● PROBLEM REQUIREMENTS
Collect every line below that contains the string "viewport", and copy each one in full.

▶

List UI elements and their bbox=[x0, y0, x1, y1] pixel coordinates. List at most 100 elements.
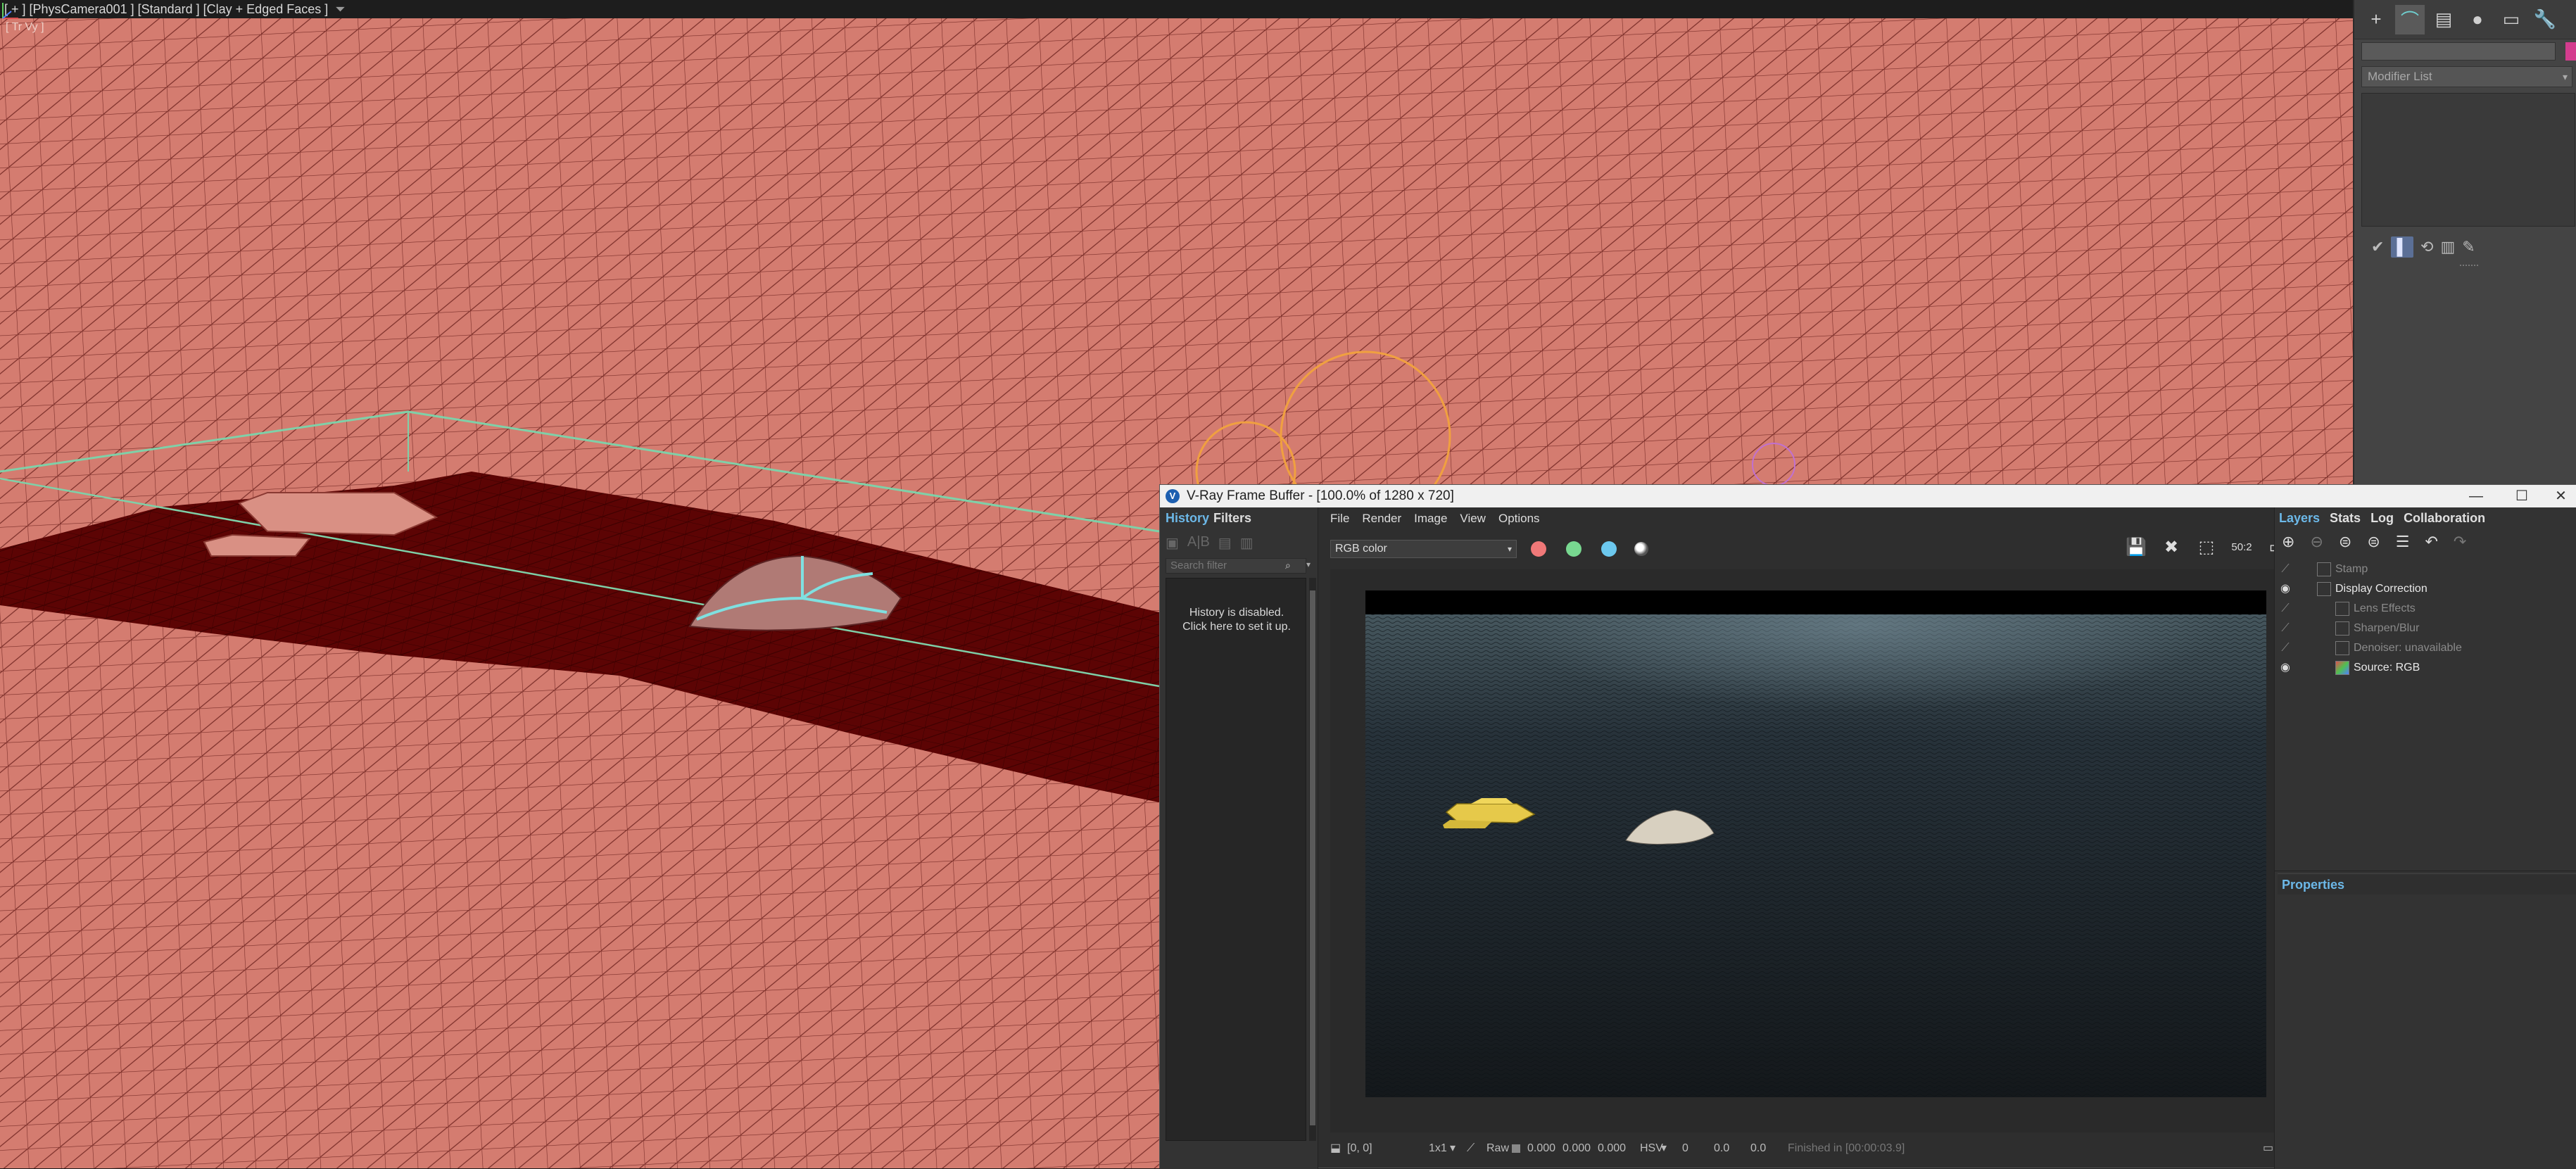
modifier-stack[interactable] bbox=[2361, 93, 2575, 227]
compare-ab-icon[interactable]: A|B bbox=[1187, 534, 1210, 554]
red-channel-icon[interactable] bbox=[1531, 541, 1546, 557]
history-list[interactable]: History is disabled. Click here to set i… bbox=[1166, 578, 1306, 1141]
raw-value-r: 0.000 bbox=[1527, 1142, 1556, 1154]
layers-list: ⟋ Stamp ◉ Display Correction ⟋ Lens Effe… bbox=[2278, 560, 2576, 679]
layer-label: Lens Effects bbox=[2354, 602, 2416, 614]
modifier-list-label: Modifier List bbox=[2368, 70, 2432, 83]
visibility-off-icon[interactable]: ⟋ bbox=[2278, 619, 2293, 638]
layer-row-display-correction[interactable]: ◉ Display Correction bbox=[2278, 579, 2576, 599]
pin-stack-icon[interactable]: ✔ bbox=[2371, 238, 2384, 256]
eye-icon[interactable]: ◉ bbox=[2278, 579, 2293, 599]
modifier-list-dropdown[interactable]: Modifier List ▾ bbox=[2361, 66, 2572, 87]
undo-icon[interactable]: ↶ bbox=[2425, 533, 2437, 555]
clear-image-icon[interactable]: ✖ bbox=[2161, 537, 2182, 561]
visibility-off-icon[interactable]: ⟋ bbox=[2278, 599, 2293, 619]
modify-tab-icon[interactable]: ⌒ bbox=[2395, 4, 2425, 34]
source-rgb-icon bbox=[2335, 661, 2349, 675]
motion-tab-icon[interactable]: ● bbox=[2463, 5, 2492, 34]
green-channel-icon[interactable] bbox=[1566, 541, 1581, 557]
history-setup-link[interactable]: Click here to set it up. bbox=[1166, 621, 1307, 633]
search-icon[interactable]: ⌕ bbox=[1285, 560, 1291, 571]
layer-row-stamp[interactable]: ⟋ Stamp bbox=[2278, 560, 2576, 579]
remove-modifier-icon[interactable]: ▥ bbox=[2440, 238, 2455, 256]
delete-history-icon[interactable]: ▥ bbox=[1240, 534, 1254, 554]
show-end-result-icon[interactable]: ▌ bbox=[2391, 236, 2414, 258]
raw-label: Raw bbox=[1486, 1142, 1510, 1154]
load-history-icon[interactable]: ▤ bbox=[1218, 534, 1232, 554]
history-scrollbar[interactable] bbox=[1309, 578, 1316, 1141]
layer-presets-icon[interactable]: ☰ bbox=[2396, 533, 2410, 555]
layer-label: Source: RGB bbox=[2354, 662, 2420, 674]
visibility-off-icon[interactable]: ⟋ bbox=[2278, 560, 2293, 579]
save-layers-icon[interactable]: ⊜ bbox=[2339, 533, 2351, 555]
denoiser-icon bbox=[2335, 641, 2349, 655]
vray-logo-icon: V bbox=[1166, 489, 1180, 503]
menu-image[interactable]: Image bbox=[1414, 512, 1447, 530]
history-panel: History Filters ▣ A|B ▤ ▥ Search filter … bbox=[1160, 507, 1318, 1169]
pick-pixel-icon[interactable]: ⬓ bbox=[1330, 1138, 1341, 1159]
configure-sets-icon[interactable]: ✎ bbox=[2462, 238, 2475, 256]
scrollbar-thumb[interactable] bbox=[1310, 590, 1315, 1125]
tab-collaboration[interactable]: Collaboration bbox=[2404, 507, 2485, 529]
close-button[interactable]: ✕ bbox=[2545, 485, 2576, 507]
filter-icon[interactable]: ⏷ bbox=[335, 0, 345, 18]
display-tab-icon[interactable]: ▭ bbox=[2496, 5, 2526, 34]
viewport-sub-label: [ Tr Vy ] bbox=[6, 21, 44, 33]
create-tab-icon[interactable]: + bbox=[2361, 5, 2391, 34]
history-tools: ▣ A|B ▤ ▥ bbox=[1166, 534, 1306, 554]
layer-row-denoiser[interactable]: ⟋ Denoiser: unavailable bbox=[2278, 638, 2576, 658]
tab-log[interactable]: Log bbox=[2370, 507, 2394, 529]
delete-layer-icon[interactable]: ⊖ bbox=[2310, 533, 2323, 555]
tab-layers[interactable]: Layers bbox=[2279, 507, 2320, 529]
eye-icon[interactable]: ◉ bbox=[2278, 658, 2293, 678]
maximize-button[interactable]: ☐ bbox=[2501, 485, 2543, 507]
menu-file[interactable]: File bbox=[1330, 512, 1349, 530]
save-history-icon[interactable]: ▣ bbox=[1166, 534, 1179, 554]
panel-toggle-icon[interactable]: ▭ bbox=[2263, 1138, 2273, 1159]
tab-history[interactable]: History bbox=[1166, 507, 1209, 529]
blue-channel-icon[interactable] bbox=[1601, 541, 1617, 557]
hsv-value-s: 0.0 bbox=[1714, 1142, 1730, 1154]
redo-icon[interactable]: ↷ bbox=[2454, 533, 2466, 555]
chevron-down-icon[interactable]: ▾ bbox=[1306, 560, 1311, 569]
vfb-titlebar[interactable]: V V-Ray Frame Buffer - [100.0% of 1280 x… bbox=[1160, 485, 2576, 507]
color-mode-select[interactable]: HSV bbox=[1640, 1138, 1663, 1159]
mono-channel-icon[interactable] bbox=[1634, 542, 1648, 556]
utilities-tab-icon[interactable]: 🔧 bbox=[2530, 5, 2560, 34]
zoom-select[interactable]: 1x1 bbox=[1429, 1138, 1447, 1159]
region-render-icon[interactable]: ⬚ bbox=[2196, 537, 2217, 561]
tab-filters[interactable]: Filters bbox=[1213, 507, 1251, 529]
vray-frame-buffer-window[interactable]: V V-Ray Frame Buffer - [100.0% of 1280 x… bbox=[1159, 484, 2576, 1169]
channel-select[interactable]: RGB color ▾ bbox=[1330, 540, 1517, 558]
layer-label: Display Correction bbox=[2335, 583, 2427, 595]
minimize-button[interactable]: — bbox=[2455, 485, 2497, 507]
object-name-field[interactable] bbox=[2361, 42, 2556, 61]
viewport-label-bar[interactable]: [ + ] [PhysCamera001 ] [Standard ] [Clay… bbox=[0, 0, 2353, 18]
curve-icon[interactable]: ⟋ bbox=[1467, 1138, 1475, 1159]
layer-row-sharpen-blur[interactable]: ⟋ Sharpen/Blur bbox=[2278, 619, 2576, 638]
lens-effects-icon bbox=[2335, 602, 2349, 616]
create-layer-icon[interactable]: ⊕ bbox=[2282, 533, 2294, 555]
hierarchy-tab-icon[interactable]: ▤ bbox=[2429, 5, 2458, 34]
chevron-down-icon: ▾ bbox=[1507, 544, 1512, 554]
history-disabled-text[interactable]: History is disabled. bbox=[1166, 607, 1307, 619]
save-image-icon[interactable]: 💾 bbox=[2126, 537, 2147, 561]
menu-options[interactable]: Options bbox=[1498, 512, 1540, 530]
menu-view[interactable]: View bbox=[1460, 512, 1486, 530]
make-unique-icon[interactable]: ⟲ bbox=[2420, 238, 2433, 256]
raw-color-swatch bbox=[1512, 1144, 1520, 1153]
zoom-fit-icon[interactable]: 50:2 bbox=[2231, 537, 2252, 561]
object-color-swatch[interactable] bbox=[2565, 42, 2576, 61]
properties-header: Properties bbox=[2278, 873, 2576, 895]
render-area[interactable] bbox=[1330, 569, 2302, 1132]
panel-grip[interactable] bbox=[2460, 265, 2478, 269]
layer-row-source-rgb[interactable]: ◉ Source: RGB bbox=[2278, 658, 2576, 678]
menu-render[interactable]: Render bbox=[1362, 512, 1401, 530]
load-layers-icon[interactable]: ⊜ bbox=[2367, 533, 2380, 555]
viewport-label[interactable]: [ + ] [PhysCamera001 ] [Standard ] [Clay… bbox=[4, 2, 328, 16]
layer-label: Denoiser: unavailable bbox=[2354, 642, 2462, 654]
layer-row-lens-effects[interactable]: ⟋ Lens Effects bbox=[2278, 599, 2576, 619]
tab-stats[interactable]: Stats bbox=[2330, 507, 2361, 529]
visibility-off-icon[interactable]: ⟋ bbox=[2278, 638, 2293, 658]
rendered-image[interactable] bbox=[1365, 590, 2266, 1097]
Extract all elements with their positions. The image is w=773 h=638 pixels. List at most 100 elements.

◀

● ANSWER BELOW
viewport-sub-label: [ Tr Vy ] bbox=[6, 21, 44, 33]
viewport-label-bar[interactable]: [ + ] [PhysCamera001 ] [Standard ] [Clay… bbox=[0, 0, 2353, 18]
viewport-label[interactable]: [ + ] [PhysCamera001 ] [Standard ] [Clay… bbox=[4, 2, 328, 16]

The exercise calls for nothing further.